#### [WHAT YOU ARE ASKED TO DO]
Please reproduce the part of the database passage that opens with "Generally, in a" and closes with "begin+commit transaction logic.", switching "simultaneously" to "concurrently" throughout.

#### [PROVIDED TEXT]
++++++++++
Preferably each new chunk will also contain metadata such as the time it
was created, the name of the user who made the change, the motivation of the
user making the change, and the project, job or business associated with the
change.
Certain data
items in the network of data items, called version data items, may, along with
their descendant data items, embody a particular version of a logical database. The version data items may themselves be
dependent data items of version control data items. Preferably the VCS can navigate the network of data items from a
root data item, via the version control data items, to the version data items,
and thence to the logical database data items.
Generally, in a
multi-user, transactional database, several users (who may be humans or other
computer programs) can access the database simultaneously. If a user wishes to modify the database, the
user begins a transaction, makes the necessary modifications, and then attempts
to commit the transaction. If several
users wish to modify the database simultaneously, then one or more of the users
may have their modification request rejected by the DMBS (either at the begin
stage, or the commit stage).
In a development
of the invention a multi-user DBMS is provided which avoids ever having to
reject a modification due to several users requesting a modification
simultaneously, by incorporating the VCS functionality related earlier into the
begin+commit transaction logic.
Preferably, at the instant when a user begins a transaction, the DBMS
can associate the chunk associated with that user's logical view of the
database at that instant with the transaction.
Then, when the user commits their transaction, the DBMS can append a new
chunk which, when viewed via the VCS, logically follows on from the chunk
associated with the transaction. If
several users have transactions open simultaneously, and they subsequently
commit their transactions, then the DBMS may need to store the new versions in
different branches. These branches can
be reconciled later, possibly using application specific algorithms.
Generally
application programs often provide users with undo/redo commands permitting
users to make changes to the database (e.g. a word-processing file) confident
that they can undo any changes made, and then redo them if they change their
mind. This frees users from some of the
undesirable consequences of making mistakes.
In a further
development of the invention VCS functionality is incorporated into the DBMS to
support the data management of an application that provides the user with an
undo/redo mechanism. Preferably, as the
user makes changes, the DBMS adds transactional chunks to the database. If the user uses the undo command, the VCS
within the DBMS preferably reverts to an earlier version of the database, so
the user will see the modification being undone. Preferably, if the user then makes a different change, the DMBS
appends another transactional chunk, and the VCS creates a new branch for that
change. In this way all the database
states which the user causes, and the order of those states, are recorded. Thus the DBMS automatically collects the raw
data required to analyse the behaviour and effectiveness of the user, and the
mistakes made by the user. This raw
data can be used to monitor the users' performance, help train users, and improve the user interface of the
application software.
++++++++++
#### [SUPPLIED RECORDS]
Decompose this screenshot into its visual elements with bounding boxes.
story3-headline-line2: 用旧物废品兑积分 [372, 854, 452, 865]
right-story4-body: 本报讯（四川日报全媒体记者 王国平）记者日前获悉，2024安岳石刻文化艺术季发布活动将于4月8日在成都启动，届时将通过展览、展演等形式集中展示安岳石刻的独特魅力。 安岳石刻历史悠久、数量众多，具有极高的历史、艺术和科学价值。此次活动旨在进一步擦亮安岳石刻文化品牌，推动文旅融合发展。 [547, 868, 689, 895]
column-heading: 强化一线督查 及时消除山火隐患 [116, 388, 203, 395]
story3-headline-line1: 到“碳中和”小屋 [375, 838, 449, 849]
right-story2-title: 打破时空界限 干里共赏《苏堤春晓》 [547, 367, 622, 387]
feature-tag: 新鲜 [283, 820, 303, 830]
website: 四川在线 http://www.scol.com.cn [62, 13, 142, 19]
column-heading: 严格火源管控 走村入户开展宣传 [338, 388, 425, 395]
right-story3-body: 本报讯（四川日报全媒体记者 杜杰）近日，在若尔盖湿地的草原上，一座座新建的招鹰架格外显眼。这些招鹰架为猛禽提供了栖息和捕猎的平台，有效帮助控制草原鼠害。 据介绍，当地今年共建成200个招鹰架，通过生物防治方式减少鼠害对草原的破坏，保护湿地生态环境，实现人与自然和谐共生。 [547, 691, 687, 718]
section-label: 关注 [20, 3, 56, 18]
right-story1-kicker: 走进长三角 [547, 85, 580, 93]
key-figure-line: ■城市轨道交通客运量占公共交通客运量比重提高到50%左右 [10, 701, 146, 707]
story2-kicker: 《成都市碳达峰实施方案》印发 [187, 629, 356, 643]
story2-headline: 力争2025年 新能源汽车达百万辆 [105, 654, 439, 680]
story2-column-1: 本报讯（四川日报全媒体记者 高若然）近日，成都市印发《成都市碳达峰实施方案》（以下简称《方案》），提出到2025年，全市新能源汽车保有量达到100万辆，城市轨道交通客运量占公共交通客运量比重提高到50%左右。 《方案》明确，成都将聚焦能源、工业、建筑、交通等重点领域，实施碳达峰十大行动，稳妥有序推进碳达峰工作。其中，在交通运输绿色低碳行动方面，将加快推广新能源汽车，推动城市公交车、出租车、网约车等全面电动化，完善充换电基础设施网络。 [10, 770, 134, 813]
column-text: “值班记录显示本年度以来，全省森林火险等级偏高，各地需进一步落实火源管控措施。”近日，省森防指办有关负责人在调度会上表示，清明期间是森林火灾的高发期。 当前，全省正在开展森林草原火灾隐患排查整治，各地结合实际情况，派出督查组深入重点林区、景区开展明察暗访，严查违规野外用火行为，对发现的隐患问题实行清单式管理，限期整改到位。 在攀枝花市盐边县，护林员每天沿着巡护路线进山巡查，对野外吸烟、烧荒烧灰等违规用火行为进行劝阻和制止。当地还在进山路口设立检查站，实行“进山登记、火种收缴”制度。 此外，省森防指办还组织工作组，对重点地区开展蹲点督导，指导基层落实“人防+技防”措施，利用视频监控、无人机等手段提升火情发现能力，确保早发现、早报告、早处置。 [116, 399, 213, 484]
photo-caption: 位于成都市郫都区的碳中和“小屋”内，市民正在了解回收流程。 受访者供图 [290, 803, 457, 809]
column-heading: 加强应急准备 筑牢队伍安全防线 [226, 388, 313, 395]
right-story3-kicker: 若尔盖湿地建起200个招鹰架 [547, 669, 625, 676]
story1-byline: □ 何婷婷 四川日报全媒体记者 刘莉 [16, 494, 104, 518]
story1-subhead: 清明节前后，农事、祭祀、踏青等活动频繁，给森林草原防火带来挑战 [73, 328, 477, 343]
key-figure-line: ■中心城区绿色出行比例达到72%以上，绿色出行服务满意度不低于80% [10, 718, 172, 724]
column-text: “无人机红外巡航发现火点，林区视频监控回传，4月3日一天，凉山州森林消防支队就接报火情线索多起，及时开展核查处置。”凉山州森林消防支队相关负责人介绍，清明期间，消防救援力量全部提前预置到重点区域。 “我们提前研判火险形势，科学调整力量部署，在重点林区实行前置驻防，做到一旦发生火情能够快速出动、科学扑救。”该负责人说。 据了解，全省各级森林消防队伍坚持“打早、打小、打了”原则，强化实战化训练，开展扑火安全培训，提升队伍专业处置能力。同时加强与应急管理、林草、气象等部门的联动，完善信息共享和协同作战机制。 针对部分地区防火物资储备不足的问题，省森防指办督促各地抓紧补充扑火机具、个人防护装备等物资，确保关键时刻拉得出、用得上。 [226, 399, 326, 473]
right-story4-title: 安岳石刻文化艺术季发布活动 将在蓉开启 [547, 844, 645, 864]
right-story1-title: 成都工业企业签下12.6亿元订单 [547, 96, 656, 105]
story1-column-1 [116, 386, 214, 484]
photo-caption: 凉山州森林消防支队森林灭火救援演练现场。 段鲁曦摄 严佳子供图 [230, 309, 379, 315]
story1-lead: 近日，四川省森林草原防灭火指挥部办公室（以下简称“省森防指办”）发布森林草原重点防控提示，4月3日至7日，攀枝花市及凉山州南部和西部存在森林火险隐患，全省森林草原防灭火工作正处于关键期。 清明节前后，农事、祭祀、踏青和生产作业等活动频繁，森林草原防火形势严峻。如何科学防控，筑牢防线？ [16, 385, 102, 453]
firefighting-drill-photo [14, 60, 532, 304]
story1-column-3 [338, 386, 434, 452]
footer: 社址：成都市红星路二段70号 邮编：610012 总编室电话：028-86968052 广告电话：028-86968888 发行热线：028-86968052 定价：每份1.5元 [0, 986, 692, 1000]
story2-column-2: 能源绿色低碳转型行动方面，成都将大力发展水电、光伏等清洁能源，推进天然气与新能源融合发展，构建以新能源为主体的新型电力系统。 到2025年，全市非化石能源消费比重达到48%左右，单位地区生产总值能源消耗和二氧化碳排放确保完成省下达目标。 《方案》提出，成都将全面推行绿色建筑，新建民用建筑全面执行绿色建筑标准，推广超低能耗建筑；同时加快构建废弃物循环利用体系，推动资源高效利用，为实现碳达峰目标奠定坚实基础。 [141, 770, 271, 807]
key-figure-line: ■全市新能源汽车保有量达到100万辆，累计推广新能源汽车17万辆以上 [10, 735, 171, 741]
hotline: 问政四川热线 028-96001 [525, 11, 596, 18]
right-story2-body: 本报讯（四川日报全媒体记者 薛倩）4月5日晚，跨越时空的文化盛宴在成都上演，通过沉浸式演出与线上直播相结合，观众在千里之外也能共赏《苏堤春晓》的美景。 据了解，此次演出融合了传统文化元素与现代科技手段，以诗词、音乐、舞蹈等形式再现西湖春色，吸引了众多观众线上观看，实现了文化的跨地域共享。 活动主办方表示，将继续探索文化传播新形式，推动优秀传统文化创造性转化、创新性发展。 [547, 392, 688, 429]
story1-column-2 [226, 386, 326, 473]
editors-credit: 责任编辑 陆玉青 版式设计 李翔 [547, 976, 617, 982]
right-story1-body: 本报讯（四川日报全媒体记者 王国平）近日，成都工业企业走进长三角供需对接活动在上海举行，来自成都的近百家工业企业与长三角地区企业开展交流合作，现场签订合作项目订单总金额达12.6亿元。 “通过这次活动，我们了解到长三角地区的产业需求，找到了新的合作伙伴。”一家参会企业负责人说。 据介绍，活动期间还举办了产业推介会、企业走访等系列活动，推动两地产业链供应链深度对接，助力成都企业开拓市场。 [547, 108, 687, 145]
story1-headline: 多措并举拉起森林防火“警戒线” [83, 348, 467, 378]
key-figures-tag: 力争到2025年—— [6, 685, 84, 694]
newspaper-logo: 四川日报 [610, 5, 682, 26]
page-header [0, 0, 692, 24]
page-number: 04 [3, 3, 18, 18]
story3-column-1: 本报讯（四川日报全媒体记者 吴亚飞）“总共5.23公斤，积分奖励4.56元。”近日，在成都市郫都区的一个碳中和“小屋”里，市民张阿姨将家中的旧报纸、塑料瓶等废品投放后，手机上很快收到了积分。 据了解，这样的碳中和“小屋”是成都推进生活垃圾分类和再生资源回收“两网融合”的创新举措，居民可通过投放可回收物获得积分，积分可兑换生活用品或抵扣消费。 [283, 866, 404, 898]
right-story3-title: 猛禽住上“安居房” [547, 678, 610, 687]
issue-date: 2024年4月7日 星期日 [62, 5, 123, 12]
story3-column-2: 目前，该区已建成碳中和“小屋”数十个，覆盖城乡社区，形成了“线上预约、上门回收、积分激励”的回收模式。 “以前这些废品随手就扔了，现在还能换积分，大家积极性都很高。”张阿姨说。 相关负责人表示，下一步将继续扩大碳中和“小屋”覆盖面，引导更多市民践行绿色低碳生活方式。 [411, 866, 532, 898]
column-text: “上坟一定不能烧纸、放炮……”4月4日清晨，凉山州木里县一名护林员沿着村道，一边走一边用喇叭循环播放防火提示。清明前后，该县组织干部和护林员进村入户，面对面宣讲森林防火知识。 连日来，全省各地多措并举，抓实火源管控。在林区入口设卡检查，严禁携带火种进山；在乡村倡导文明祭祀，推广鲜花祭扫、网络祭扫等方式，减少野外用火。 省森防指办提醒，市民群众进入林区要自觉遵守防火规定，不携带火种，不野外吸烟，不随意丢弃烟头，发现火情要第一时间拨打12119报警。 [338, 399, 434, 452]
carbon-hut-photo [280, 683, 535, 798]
++++++++++
#### [ANSWER FOR THE TASK]
Generally, in a
multi-user, transactional database, several users (who may be humans or other
computer programs) can access the database concurrently. If a user wishes to modify the database, the
user begins a transaction, makes the necessary modifications, and then attempts
to commit the transaction. If several
users wish to modify the database concurrently, then one or more of the users
may have their modification request rejected by the DMBS (either at the begin
stage, or the commit stage).
In a development
of the invention a multi-user DBMS is provided which avoids ever having to
reject a modification due to several users requesting a modification
concurrently, by incorporating the VCS functionality related earlier into the
begin+commit transaction logic.